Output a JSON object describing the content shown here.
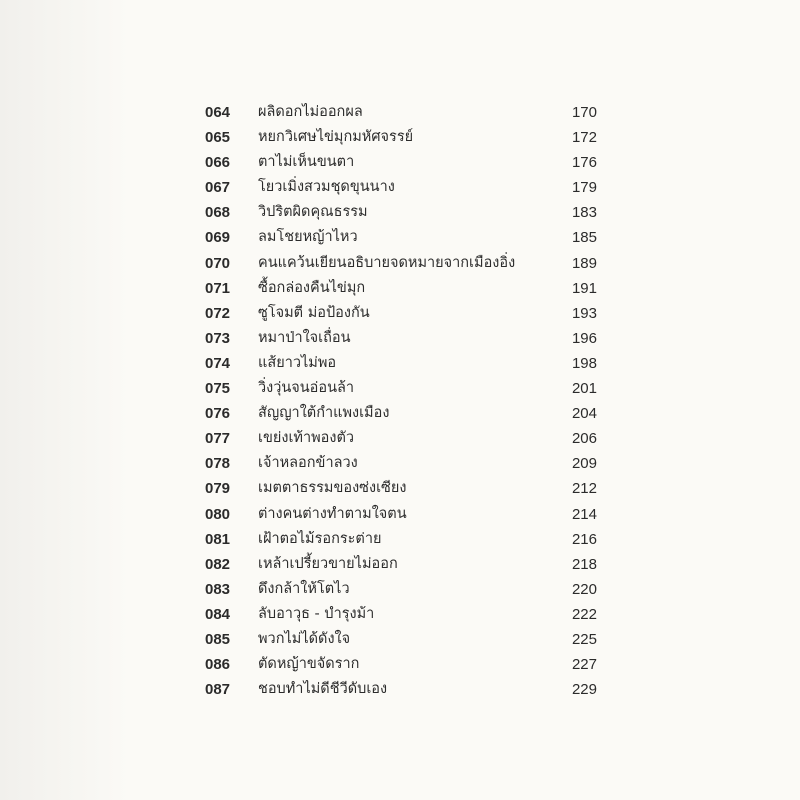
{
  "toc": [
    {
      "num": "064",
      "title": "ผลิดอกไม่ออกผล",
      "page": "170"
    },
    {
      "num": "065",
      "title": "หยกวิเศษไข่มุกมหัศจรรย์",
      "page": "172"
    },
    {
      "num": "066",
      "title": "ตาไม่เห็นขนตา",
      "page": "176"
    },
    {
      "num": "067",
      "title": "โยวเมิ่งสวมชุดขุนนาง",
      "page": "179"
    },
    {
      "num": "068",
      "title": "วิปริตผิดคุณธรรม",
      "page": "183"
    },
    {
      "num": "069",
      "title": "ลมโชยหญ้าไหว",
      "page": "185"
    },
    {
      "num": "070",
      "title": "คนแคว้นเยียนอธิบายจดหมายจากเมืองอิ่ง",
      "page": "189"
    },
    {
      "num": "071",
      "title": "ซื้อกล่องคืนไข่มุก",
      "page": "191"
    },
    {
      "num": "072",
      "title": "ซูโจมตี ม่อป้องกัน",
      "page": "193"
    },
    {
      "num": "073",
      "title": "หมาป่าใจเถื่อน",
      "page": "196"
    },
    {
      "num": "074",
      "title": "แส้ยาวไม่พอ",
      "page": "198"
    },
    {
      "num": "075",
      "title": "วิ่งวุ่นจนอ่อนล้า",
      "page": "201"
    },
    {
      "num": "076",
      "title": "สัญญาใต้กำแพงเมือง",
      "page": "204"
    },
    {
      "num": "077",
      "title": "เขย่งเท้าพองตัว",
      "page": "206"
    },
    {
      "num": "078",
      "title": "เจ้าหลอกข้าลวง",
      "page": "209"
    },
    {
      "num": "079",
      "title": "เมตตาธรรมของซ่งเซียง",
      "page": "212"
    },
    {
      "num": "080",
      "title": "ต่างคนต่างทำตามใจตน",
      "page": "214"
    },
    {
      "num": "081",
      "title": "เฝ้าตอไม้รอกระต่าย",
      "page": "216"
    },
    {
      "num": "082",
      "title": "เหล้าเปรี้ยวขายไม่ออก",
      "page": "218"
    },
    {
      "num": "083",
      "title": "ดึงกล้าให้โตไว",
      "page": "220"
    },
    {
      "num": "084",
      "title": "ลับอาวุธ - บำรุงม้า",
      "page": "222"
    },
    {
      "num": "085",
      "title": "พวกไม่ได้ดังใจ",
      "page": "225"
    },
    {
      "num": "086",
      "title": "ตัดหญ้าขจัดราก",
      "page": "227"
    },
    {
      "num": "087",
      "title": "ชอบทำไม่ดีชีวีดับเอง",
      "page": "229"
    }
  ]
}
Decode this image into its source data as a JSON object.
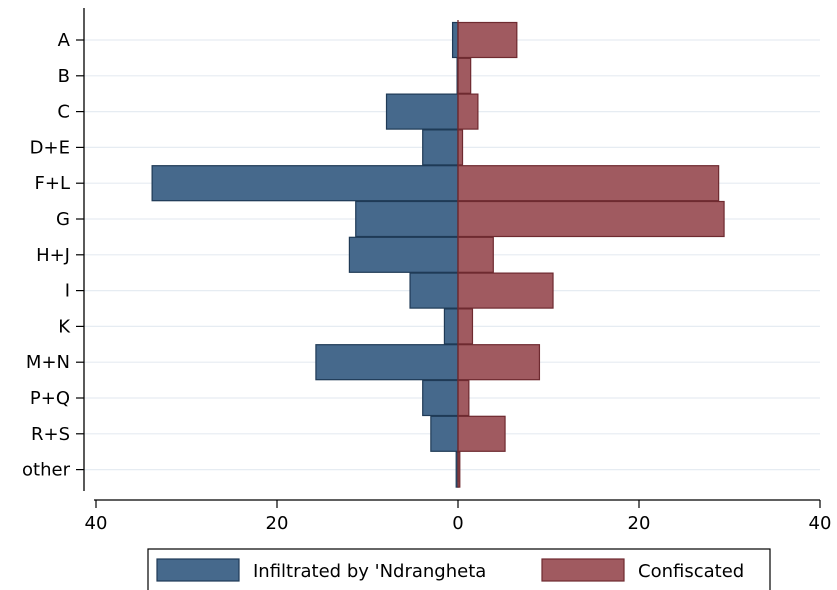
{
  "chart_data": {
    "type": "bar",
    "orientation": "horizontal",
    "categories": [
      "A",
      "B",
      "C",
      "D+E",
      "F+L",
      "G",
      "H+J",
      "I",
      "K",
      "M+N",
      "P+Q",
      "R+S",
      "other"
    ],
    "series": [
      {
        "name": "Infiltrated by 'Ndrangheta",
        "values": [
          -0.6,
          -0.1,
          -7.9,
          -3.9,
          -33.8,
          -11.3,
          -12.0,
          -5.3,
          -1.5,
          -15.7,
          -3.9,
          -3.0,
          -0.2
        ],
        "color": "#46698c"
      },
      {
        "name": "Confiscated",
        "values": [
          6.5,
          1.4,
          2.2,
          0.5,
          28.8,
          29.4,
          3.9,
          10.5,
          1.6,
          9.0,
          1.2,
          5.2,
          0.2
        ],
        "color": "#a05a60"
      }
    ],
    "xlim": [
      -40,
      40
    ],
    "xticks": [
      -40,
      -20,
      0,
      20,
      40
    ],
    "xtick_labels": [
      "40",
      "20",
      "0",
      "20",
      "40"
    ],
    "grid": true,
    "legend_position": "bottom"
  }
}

▸ WHAT THE EXERCISE ASKS
Search the material above for "name". Pull out each line where it shows up.

▸ THE REPLY
        "name": "Infiltrated by 'Ndrangheta",
        "name": "Confiscated",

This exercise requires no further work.